_DIRECTION_
Lines that hold the word "производство" should be located and copied.

_RECORDS FOR THE TASK_
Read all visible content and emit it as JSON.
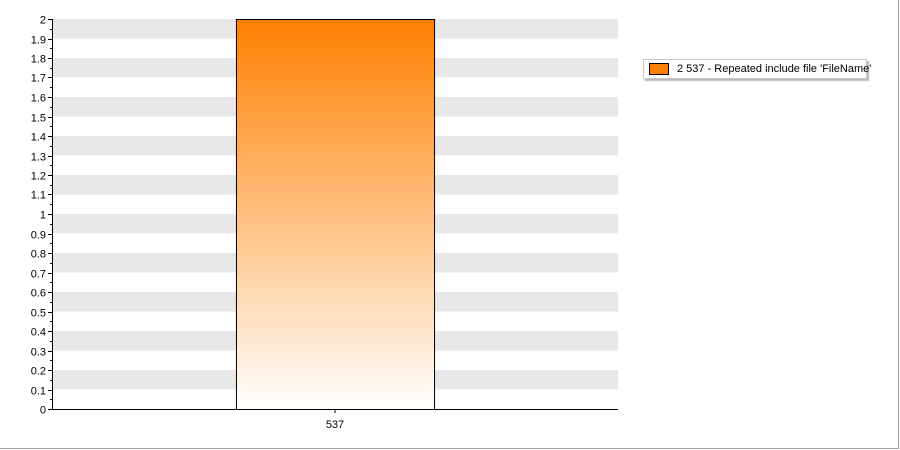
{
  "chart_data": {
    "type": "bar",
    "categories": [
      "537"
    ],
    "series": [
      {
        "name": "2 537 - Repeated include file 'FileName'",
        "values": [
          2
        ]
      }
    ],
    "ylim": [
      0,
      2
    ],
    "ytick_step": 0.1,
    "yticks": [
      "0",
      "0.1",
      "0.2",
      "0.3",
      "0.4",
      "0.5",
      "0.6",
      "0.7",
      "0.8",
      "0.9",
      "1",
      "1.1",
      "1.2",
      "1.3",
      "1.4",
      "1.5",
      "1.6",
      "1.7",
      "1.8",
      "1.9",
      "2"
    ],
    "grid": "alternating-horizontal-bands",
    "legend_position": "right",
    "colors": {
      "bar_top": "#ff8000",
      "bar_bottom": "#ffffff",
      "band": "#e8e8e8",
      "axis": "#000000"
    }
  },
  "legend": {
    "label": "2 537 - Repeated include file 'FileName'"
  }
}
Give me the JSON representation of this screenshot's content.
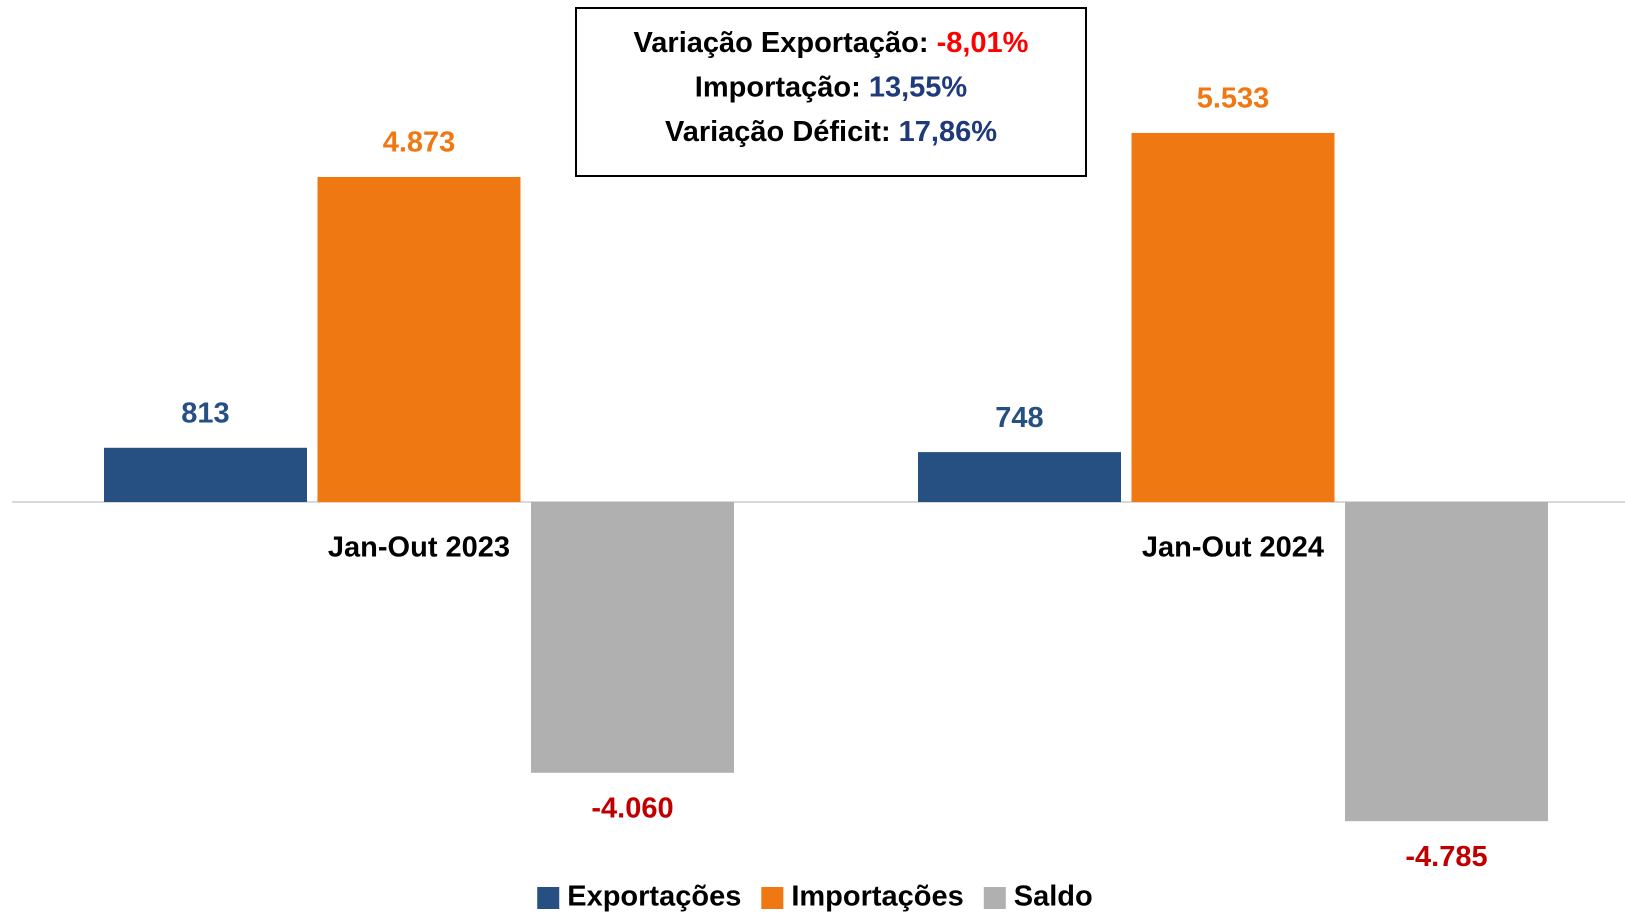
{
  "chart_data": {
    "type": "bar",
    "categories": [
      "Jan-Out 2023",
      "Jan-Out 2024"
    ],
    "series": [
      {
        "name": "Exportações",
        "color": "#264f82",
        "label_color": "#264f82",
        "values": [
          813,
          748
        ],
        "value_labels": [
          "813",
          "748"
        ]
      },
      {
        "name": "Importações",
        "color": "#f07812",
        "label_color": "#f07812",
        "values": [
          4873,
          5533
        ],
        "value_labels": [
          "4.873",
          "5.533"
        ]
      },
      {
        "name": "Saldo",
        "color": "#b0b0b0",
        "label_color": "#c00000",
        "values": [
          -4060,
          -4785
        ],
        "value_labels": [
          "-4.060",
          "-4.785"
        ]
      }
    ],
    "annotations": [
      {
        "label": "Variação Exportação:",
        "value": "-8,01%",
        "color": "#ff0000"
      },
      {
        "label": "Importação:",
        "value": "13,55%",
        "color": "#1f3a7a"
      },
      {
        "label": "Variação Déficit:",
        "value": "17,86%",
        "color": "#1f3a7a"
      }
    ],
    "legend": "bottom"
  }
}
--
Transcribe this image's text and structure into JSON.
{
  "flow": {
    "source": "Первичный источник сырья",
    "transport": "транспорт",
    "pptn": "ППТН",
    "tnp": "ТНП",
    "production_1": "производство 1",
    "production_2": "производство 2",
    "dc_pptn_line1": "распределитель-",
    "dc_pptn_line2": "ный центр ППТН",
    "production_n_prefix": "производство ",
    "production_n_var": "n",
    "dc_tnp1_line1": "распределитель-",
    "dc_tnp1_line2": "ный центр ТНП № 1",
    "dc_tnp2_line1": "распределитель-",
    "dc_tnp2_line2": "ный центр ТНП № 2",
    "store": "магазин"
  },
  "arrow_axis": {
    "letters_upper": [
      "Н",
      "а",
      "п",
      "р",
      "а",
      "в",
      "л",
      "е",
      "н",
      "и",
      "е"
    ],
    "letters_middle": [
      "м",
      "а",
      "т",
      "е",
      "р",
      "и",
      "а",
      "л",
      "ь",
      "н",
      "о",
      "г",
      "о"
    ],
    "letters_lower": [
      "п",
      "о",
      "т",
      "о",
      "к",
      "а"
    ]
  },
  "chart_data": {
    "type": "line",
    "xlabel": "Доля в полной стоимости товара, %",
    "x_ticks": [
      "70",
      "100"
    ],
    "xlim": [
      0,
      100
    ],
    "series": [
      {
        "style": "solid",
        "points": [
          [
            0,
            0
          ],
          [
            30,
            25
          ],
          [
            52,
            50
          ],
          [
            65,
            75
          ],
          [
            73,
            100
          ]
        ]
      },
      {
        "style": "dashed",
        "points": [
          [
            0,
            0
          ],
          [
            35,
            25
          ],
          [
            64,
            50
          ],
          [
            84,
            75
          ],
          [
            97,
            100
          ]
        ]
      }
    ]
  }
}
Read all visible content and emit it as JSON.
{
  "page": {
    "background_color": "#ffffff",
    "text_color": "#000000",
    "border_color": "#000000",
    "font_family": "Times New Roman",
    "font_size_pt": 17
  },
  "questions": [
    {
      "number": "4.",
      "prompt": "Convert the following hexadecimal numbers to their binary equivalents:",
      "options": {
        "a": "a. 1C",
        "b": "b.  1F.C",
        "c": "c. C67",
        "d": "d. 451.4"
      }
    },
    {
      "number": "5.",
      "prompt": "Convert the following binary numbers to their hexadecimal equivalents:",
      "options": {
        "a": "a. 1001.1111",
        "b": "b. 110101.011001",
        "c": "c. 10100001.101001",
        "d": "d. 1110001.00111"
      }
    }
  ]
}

_SOLUTION FOR THIS TASK_
    "production_1": "производство 1",
    "production_2": "производство 2",
    "production_n_prefix": "производство ",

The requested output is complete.